* Task to carry out
Comb the records below for the string "pasageri" and copy each line where it turns up.

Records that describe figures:
——————————

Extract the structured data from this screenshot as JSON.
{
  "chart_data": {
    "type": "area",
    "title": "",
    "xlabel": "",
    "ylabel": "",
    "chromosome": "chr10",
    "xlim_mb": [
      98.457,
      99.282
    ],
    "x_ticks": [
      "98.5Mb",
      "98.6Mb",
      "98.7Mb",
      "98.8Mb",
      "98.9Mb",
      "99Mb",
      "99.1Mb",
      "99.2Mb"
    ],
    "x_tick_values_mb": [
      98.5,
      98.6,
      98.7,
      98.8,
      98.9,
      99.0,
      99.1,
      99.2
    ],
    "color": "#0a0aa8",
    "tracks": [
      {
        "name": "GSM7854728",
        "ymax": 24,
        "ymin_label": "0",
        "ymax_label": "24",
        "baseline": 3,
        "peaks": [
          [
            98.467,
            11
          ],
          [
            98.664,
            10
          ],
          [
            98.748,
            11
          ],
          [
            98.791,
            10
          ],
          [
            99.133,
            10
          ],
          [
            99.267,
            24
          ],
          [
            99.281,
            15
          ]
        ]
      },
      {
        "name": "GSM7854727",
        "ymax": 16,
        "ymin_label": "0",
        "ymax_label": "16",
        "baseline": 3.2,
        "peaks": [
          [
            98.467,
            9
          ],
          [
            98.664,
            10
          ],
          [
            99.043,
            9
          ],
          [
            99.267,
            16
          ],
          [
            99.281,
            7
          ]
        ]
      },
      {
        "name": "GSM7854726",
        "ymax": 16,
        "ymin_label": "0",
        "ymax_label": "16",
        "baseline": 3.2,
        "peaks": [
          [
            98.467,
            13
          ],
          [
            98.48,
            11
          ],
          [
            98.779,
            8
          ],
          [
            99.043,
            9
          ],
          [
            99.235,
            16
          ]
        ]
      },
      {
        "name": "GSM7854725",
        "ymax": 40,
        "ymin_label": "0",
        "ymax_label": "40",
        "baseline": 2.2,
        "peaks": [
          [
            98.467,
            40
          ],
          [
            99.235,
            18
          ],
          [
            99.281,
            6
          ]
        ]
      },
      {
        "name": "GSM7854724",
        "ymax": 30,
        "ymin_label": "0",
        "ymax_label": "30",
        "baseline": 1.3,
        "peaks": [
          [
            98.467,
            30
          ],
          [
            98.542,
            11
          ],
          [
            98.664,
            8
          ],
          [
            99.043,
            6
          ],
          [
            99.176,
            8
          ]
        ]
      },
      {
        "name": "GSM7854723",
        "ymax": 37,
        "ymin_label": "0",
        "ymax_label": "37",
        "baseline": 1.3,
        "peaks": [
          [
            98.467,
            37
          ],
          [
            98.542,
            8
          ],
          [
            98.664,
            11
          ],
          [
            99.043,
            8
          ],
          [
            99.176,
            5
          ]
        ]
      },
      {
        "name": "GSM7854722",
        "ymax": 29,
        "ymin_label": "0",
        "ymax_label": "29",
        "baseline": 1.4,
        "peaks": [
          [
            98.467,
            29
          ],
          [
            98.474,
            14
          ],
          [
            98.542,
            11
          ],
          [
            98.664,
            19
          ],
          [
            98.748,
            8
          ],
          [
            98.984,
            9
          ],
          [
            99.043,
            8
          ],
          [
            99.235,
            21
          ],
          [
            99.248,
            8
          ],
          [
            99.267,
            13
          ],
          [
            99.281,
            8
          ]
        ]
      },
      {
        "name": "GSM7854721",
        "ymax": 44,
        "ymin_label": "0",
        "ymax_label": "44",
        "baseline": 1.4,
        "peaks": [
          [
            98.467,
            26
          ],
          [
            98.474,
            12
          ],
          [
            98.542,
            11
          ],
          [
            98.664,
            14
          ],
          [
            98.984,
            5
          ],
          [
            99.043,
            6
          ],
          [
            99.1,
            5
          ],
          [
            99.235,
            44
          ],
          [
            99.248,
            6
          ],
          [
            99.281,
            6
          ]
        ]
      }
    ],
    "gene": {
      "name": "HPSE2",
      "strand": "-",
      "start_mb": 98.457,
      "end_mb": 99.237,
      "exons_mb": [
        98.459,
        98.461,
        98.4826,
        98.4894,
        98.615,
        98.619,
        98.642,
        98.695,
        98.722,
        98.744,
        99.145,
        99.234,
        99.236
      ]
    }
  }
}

——————————

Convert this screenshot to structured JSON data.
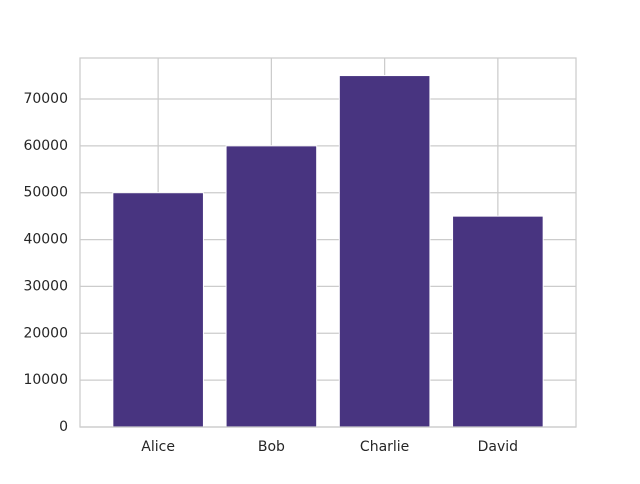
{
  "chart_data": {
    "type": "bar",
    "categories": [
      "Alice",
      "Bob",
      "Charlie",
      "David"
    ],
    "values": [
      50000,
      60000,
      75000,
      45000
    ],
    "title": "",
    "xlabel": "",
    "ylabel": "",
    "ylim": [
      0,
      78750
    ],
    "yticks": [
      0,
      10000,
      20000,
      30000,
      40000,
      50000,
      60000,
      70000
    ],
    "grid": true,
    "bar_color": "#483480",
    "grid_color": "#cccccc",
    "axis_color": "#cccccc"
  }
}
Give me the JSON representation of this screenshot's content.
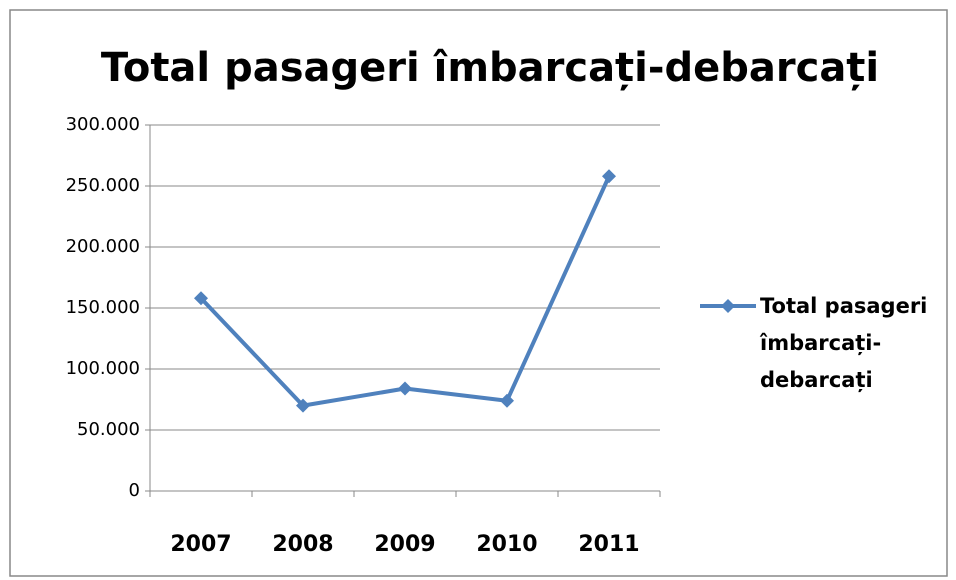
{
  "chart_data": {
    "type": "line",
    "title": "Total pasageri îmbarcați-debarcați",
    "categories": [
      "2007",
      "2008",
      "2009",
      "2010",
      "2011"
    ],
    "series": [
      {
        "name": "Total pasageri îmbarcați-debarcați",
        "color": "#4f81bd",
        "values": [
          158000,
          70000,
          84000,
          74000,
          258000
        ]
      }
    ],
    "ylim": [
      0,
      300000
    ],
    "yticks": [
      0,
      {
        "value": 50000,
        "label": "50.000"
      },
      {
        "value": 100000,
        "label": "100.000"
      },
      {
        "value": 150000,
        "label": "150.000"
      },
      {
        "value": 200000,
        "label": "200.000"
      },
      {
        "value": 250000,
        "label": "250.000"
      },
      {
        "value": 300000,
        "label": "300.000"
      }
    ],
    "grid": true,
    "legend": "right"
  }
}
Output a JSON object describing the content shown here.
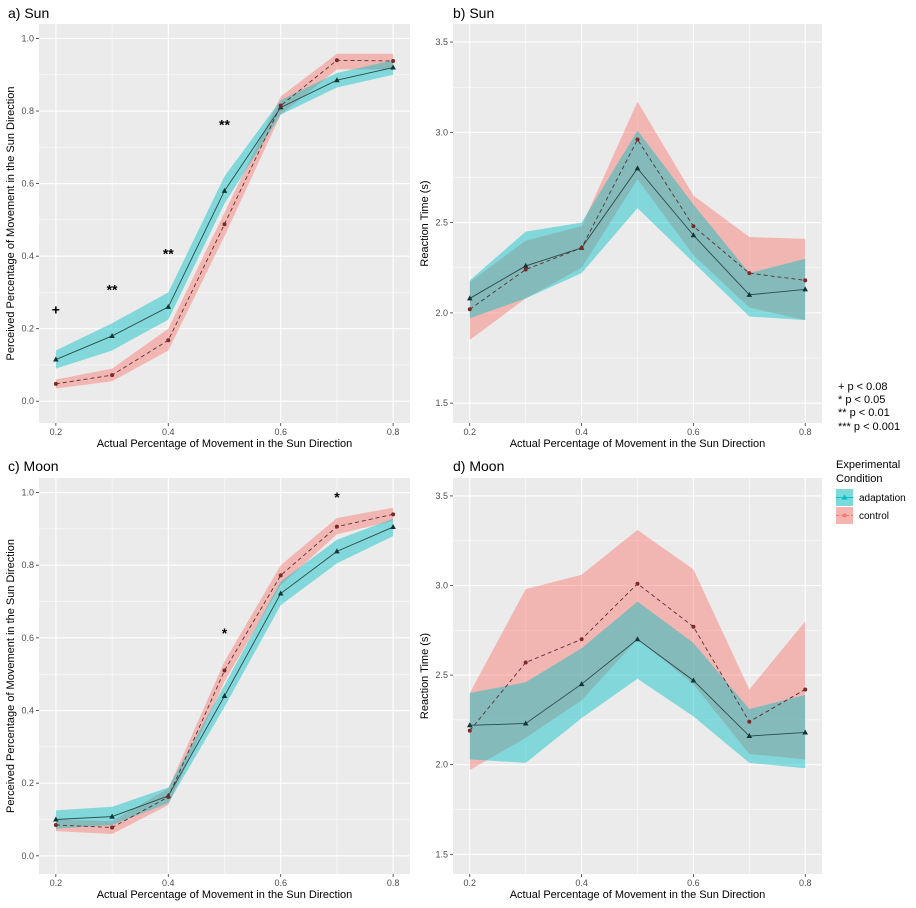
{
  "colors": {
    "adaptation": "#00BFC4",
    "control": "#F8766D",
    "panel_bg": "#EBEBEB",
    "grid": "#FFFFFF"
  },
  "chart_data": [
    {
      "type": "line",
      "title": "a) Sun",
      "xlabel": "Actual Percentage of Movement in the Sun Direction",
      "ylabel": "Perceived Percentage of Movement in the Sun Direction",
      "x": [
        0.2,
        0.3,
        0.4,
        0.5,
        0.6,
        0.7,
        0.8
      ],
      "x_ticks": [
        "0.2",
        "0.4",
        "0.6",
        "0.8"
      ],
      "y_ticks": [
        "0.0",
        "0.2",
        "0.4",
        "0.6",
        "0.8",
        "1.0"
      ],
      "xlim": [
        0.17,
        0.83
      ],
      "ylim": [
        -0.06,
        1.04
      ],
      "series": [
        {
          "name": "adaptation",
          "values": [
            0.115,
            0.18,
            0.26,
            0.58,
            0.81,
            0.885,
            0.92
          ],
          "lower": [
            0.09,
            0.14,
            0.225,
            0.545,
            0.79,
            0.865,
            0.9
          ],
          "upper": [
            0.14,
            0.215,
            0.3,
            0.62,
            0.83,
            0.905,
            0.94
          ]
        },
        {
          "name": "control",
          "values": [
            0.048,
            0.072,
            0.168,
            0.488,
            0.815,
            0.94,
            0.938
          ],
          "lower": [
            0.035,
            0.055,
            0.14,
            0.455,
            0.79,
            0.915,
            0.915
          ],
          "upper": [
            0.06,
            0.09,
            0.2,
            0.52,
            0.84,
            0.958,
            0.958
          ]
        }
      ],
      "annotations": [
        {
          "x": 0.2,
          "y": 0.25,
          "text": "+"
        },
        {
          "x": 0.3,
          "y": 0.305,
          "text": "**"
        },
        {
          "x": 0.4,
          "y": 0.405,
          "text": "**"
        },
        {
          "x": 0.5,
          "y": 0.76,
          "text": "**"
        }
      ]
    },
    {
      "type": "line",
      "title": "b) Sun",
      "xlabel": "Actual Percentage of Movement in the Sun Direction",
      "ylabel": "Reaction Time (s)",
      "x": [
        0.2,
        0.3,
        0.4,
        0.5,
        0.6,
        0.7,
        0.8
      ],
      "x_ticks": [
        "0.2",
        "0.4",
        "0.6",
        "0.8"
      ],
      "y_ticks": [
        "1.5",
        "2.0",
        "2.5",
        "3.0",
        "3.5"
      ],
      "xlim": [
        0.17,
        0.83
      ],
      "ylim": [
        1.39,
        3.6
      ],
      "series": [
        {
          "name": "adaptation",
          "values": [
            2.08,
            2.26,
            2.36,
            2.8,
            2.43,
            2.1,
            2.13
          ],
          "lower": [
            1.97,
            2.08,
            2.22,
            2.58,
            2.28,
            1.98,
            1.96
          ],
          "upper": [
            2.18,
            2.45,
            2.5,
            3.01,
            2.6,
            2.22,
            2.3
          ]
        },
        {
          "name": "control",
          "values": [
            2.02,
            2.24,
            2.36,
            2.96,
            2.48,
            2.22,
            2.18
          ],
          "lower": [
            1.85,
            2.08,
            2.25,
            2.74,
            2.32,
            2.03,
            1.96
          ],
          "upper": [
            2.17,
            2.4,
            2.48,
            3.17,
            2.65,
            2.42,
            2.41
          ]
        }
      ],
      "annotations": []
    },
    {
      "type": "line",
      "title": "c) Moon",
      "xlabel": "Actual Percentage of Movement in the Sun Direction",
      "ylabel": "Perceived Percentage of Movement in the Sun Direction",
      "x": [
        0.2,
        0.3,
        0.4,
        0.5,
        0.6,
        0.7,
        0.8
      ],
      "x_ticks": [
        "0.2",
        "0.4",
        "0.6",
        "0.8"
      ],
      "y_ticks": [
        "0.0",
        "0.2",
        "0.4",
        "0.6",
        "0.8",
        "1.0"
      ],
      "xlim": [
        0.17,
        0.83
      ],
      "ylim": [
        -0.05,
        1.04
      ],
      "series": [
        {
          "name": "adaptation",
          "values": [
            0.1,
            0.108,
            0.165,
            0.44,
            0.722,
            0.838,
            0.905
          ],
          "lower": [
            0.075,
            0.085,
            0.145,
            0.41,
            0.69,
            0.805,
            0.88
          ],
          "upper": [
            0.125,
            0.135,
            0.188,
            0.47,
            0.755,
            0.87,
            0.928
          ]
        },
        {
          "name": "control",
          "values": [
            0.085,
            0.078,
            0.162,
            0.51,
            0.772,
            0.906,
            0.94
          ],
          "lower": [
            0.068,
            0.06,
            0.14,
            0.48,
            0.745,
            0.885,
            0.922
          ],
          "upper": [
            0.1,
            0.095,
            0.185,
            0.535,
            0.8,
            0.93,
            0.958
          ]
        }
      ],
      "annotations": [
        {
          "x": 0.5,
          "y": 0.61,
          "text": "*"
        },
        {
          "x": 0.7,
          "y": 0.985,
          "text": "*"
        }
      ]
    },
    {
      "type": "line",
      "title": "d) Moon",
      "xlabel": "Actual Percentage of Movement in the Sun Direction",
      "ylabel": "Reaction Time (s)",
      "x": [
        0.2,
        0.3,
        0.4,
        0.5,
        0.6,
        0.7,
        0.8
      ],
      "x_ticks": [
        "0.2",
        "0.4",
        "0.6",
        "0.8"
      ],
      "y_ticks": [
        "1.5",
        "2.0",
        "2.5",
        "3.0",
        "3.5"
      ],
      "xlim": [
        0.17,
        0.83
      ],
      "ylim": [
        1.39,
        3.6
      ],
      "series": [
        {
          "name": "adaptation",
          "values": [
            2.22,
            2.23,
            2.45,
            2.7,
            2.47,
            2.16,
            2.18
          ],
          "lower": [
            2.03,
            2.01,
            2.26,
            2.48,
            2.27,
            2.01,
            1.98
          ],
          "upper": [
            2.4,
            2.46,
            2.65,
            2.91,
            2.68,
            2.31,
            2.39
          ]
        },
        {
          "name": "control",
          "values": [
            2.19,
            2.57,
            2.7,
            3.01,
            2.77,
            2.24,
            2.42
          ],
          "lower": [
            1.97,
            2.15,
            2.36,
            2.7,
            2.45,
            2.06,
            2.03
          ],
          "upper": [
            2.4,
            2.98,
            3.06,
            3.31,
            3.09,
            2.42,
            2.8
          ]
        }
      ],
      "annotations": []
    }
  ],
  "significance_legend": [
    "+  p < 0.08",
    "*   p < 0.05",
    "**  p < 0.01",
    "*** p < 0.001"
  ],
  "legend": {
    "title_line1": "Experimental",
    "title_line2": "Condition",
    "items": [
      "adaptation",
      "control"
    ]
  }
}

——————————

* The completed task
    "title": "Total pasageri îmbarcați-debarcați",
        "name": "Total pasageri îmbarcați-debarcați",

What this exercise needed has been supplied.